■ **BRIEF**:
Reproduce every record below exactly as written, but leave out any pictures.

(Some records)
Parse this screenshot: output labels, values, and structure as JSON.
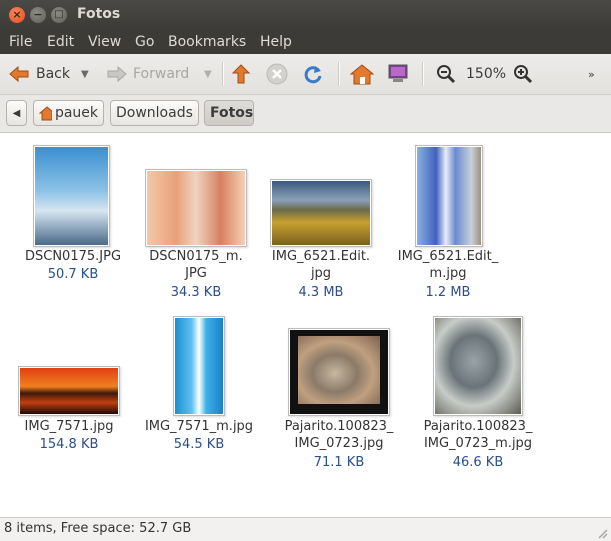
{
  "window": {
    "title": "Fotos"
  },
  "menu": [
    "File",
    "Edit",
    "View",
    "Go",
    "Bookmarks",
    "Help"
  ],
  "toolbar": {
    "back": "Back",
    "forward": "Forward",
    "zoom": "150%"
  },
  "path": [
    "pauek",
    "Downloads",
    "Fotos"
  ],
  "files": [
    {
      "name1": "DSCN0175.JPG",
      "name2": "",
      "size": "50.7 KB"
    },
    {
      "name1": "DSCN0175_m.",
      "name2": "JPG",
      "size": "34.3 KB"
    },
    {
      "name1": "IMG_6521.Edit.",
      "name2": "jpg",
      "size": "4.3 MB"
    },
    {
      "name1": "IMG_6521.Edit_",
      "name2": "m.jpg",
      "size": "1.2 MB"
    },
    {
      "name1": "IMG_7571.jpg",
      "name2": "",
      "size": "154.8 KB"
    },
    {
      "name1": "IMG_7571_m.jpg",
      "name2": "",
      "size": "54.5 KB"
    },
    {
      "name1": "Pajarito.100823_",
      "name2": "IMG_0723.jpg",
      "size": "71.1 KB"
    },
    {
      "name1": "Pajarito.100823_",
      "name2": "IMG_0723_m.jpg",
      "size": "46.6 KB"
    }
  ],
  "status": "8 items, Free space: 52.7 GB"
}
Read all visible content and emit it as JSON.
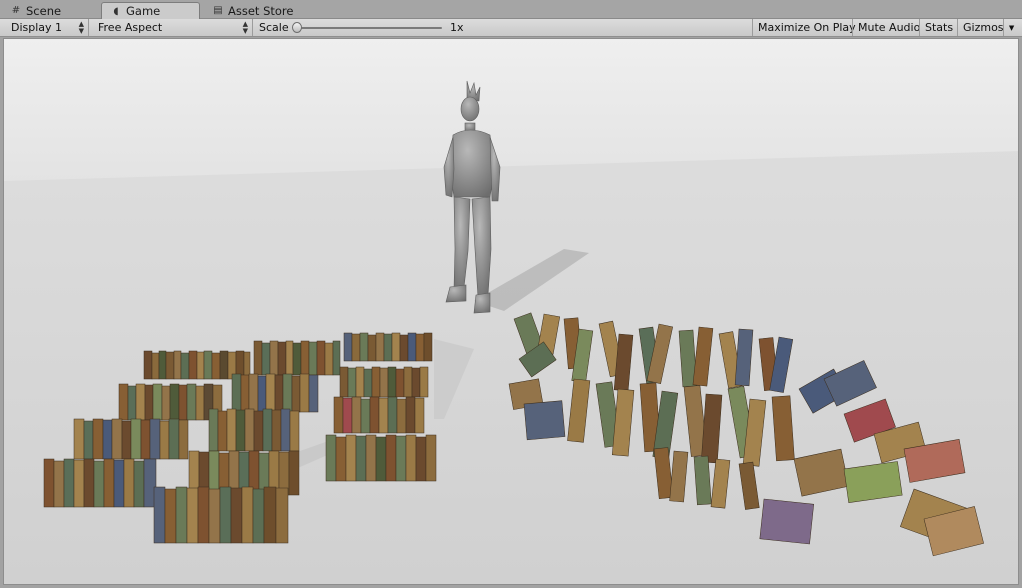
{
  "tabs": [
    {
      "label": "Scene",
      "icon": "grid-icon"
    },
    {
      "label": "Game",
      "icon": "pacman-icon",
      "active": true
    },
    {
      "label": "Asset Store",
      "icon": "store-icon"
    }
  ],
  "toolbar": {
    "display": "Display 1",
    "aspect": "Free Aspect",
    "scale_label": "Scale",
    "scale_value": "1x",
    "maximize": "Maximize On Play",
    "mute": "Mute Audio",
    "stats": "Stats",
    "gizmos": "Gizmos"
  },
  "colors": {
    "wall": "#e9e9e9",
    "floor": "#dadada",
    "character": "#8f8f8f"
  }
}
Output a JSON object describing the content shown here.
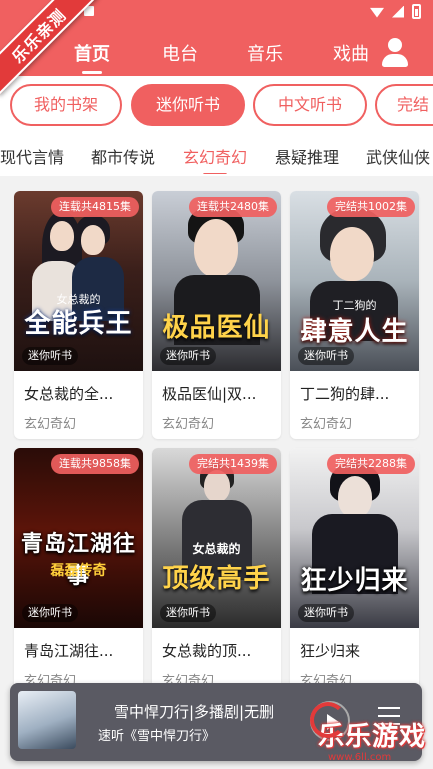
{
  "colors": {
    "accent": "#f06060",
    "background": "#f2f2f2",
    "player_bg": "#5a5a63"
  },
  "ribbon": {
    "text": "乐乐亲测"
  },
  "nav": {
    "tabs": [
      {
        "label": "首页",
        "active": true
      },
      {
        "label": "电台",
        "active": false
      },
      {
        "label": "音乐",
        "active": false
      },
      {
        "label": "戏曲",
        "active": false
      }
    ],
    "user_icon": "user-icon"
  },
  "pills": [
    {
      "label": "我的书架",
      "active": false
    },
    {
      "label": "迷你听书",
      "active": true
    },
    {
      "label": "中文听书",
      "active": false
    },
    {
      "label": "完结",
      "active": false
    }
  ],
  "categories": [
    {
      "label": "现代言情",
      "active": false
    },
    {
      "label": "都市传说",
      "active": false
    },
    {
      "label": "玄幻奇幻",
      "active": true
    },
    {
      "label": "悬疑推理",
      "active": false
    },
    {
      "label": "武侠仙侠",
      "active": false
    }
  ],
  "books": [
    {
      "badge": "连载共4815集",
      "source": "迷你听书",
      "title": "女总裁的全...",
      "category": "玄幻奇幻",
      "cover_title": "全能兵王",
      "cover_sub": "女总裁的"
    },
    {
      "badge": "连载共2480集",
      "source": "迷你听书",
      "title": "极品医仙|双...",
      "category": "玄幻奇幻",
      "cover_title": "极品医仙",
      "cover_sub": ""
    },
    {
      "badge": "完结共1002集",
      "source": "迷你听书",
      "title": "丁二狗的肆...",
      "category": "玄幻奇幻",
      "cover_title": "肆意人生",
      "cover_sub": "丁二狗的"
    },
    {
      "badge": "连载共9858集",
      "source": "迷你听书",
      "title": "青岛江湖往...",
      "category": "玄幻奇幻",
      "cover_title": "青岛江湖往事",
      "cover_sub": "磊磊传奇"
    },
    {
      "badge": "完结共1439集",
      "source": "迷你听书",
      "title": "女总裁的顶...",
      "category": "玄幻奇幻",
      "cover_title": "顶级高手",
      "cover_sub": "女总裁的"
    },
    {
      "badge": "完结共2288集",
      "source": "迷你听书",
      "title": "狂少归来",
      "category": "玄幻奇幻",
      "cover_title": "狂少归来",
      "cover_sub": ""
    }
  ],
  "player": {
    "title": "雪中悍刀行|多播剧|无删",
    "subtitle": "速听《雪中悍刀行》",
    "play_icon": "play-icon",
    "list_icon": "playlist-icon"
  },
  "watermark": {
    "text": "乐乐游戏",
    "url": "www.6ll.com"
  }
}
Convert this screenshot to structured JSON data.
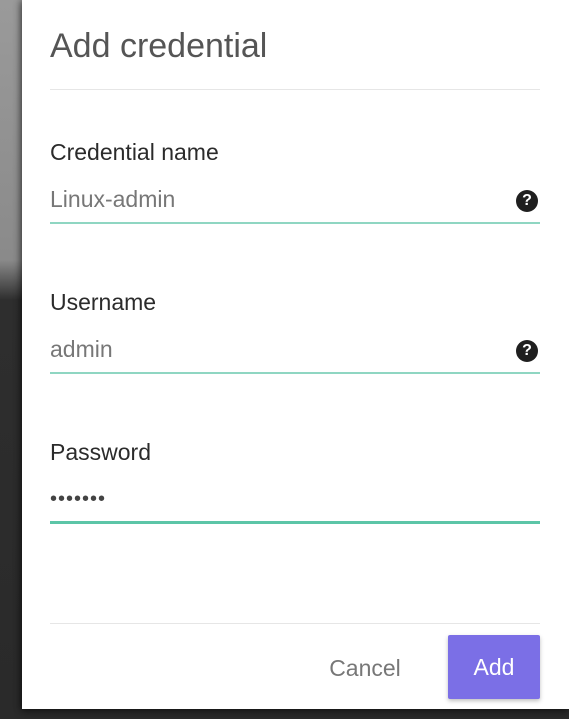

■ **TASK OUTPUT**:
Parse this screenshot: output labels, values, and structure as JSON.
{
  "window": {
    "title": "Fotos"
  },
  "menu": [
    "File",
    "Edit",
    "View",
    "Go",
    "Bookmarks",
    "Help"
  ],
  "toolbar": {
    "back": "Back",
    "forward": "Forward",
    "zoom": "150%"
  },
  "path": [
    "pauek",
    "Downloads",
    "Fotos"
  ],
  "files": [
    {
      "name1": "DSCN0175.JPG",
      "name2": "",
      "size": "50.7 KB"
    },
    {
      "name1": "DSCN0175_m.",
      "name2": "JPG",
      "size": "34.3 KB"
    },
    {
      "name1": "IMG_6521.Edit.",
      "name2": "jpg",
      "size": "4.3 MB"
    },
    {
      "name1": "IMG_6521.Edit_",
      "name2": "m.jpg",
      "size": "1.2 MB"
    },
    {
      "name1": "IMG_7571.jpg",
      "name2": "",
      "size": "154.8 KB"
    },
    {
      "name1": "IMG_7571_m.jpg",
      "name2": "",
      "size": "54.5 KB"
    },
    {
      "name1": "Pajarito.100823_",
      "name2": "IMG_0723.jpg",
      "size": "71.1 KB"
    },
    {
      "name1": "Pajarito.100823_",
      "name2": "IMG_0723_m.jpg",
      "size": "46.6 KB"
    }
  ],
  "status": "8 items, Free space: 52.7 GB"
}
Read all visible content and emit it as JSON.
{
  "tabs": [
    {
      "label": "Scene",
      "icon": "grid-icon"
    },
    {
      "label": "Game",
      "icon": "pacman-icon",
      "active": true
    },
    {
      "label": "Asset Store",
      "icon": "store-icon"
    }
  ],
  "toolbar": {
    "display": "Display 1",
    "aspect": "Free Aspect",
    "scale_label": "Scale",
    "scale_value": "1x",
    "maximize": "Maximize On Play",
    "mute": "Mute Audio",
    "stats": "Stats",
    "gizmos": "Gizmos"
  },
  "colors": {
    "wall": "#e9e9e9",
    "floor": "#dadada",
    "character": "#8f8f8f"
  }
}
Output a JSON object describing the content shown here.
{
  "colors": {
    "accent": "#f06060",
    "background": "#f2f2f2",
    "player_bg": "#5a5a63"
  },
  "ribbon": {
    "text": "乐乐亲测"
  },
  "nav": {
    "tabs": [
      {
        "label": "首页",
        "active": true
      },
      {
        "label": "电台",
        "active": false
      },
      {
        "label": "音乐",
        "active": false
      },
      {
        "label": "戏曲",
        "active": false
      }
    ],
    "user_icon": "user-icon"
  },
  "pills": [
    {
      "label": "我的书架",
      "active": false
    },
    {
      "label": "迷你听书",
      "active": true
    },
    {
      "label": "中文听书",
      "active": false
    },
    {
      "label": "完结",
      "active": false
    }
  ],
  "categories": [
    {
      "label": "现代言情",
      "active": false
    },
    {
      "label": "都市传说",
      "active": false
    },
    {
      "label": "玄幻奇幻",
      "active": true
    },
    {
      "label": "悬疑推理",
      "active": false
    },
    {
      "label": "武侠仙侠",
      "active": false
    }
  ],
  "books": [
    {
      "badge": "连载共4815集",
      "source": "迷你听书",
      "title": "女总裁的全...",
      "category": "玄幻奇幻",
      "cover_title": "全能兵王",
      "cover_sub": "女总裁的"
    },
    {
      "badge": "连载共2480集",
      "source": "迷你听书",
      "title": "极品医仙|双...",
      "category": "玄幻奇幻",
      "cover_title": "极品医仙",
      "cover_sub": ""
    },
    {
      "badge": "完结共1002集",
      "source": "迷你听书",
      "title": "丁二狗的肆...",
      "category": "玄幻奇幻",
      "cover_title": "肆意人生",
      "cover_sub": "丁二狗的"
    },
    {
      "badge": "连载共9858集",
      "source": "迷你听书",
      "title": "青岛江湖往...",
      "category": "玄幻奇幻",
      "cover_title": "青岛江湖往事",
      "cover_sub": "磊磊传奇"
    },
    {
      "badge": "完结共1439集",
      "source": "迷你听书",
      "title": "女总裁的顶...",
      "category": "玄幻奇幻",
      "cover_title": "顶级高手",
      "cover_sub": "女总裁的"
    },
    {
      "badge": "完结共2288集",
      "source": "迷你听书",
      "title": "狂少归来",
      "category": "玄幻奇幻",
      "cover_title": "狂少归来",
      "cover_sub": ""
    }
  ],
  "player": {
    "title": "雪中悍刀行|多播剧|无删",
    "subtitle": "速听《雪中悍刀行》",
    "play_icon": "play-icon",
    "list_icon": "playlist-icon"
  },
  "watermark": {
    "text": "乐乐游戏",
    "url": "www.6ll.com"
  }
}
Convert this screenshot to structured JSON data.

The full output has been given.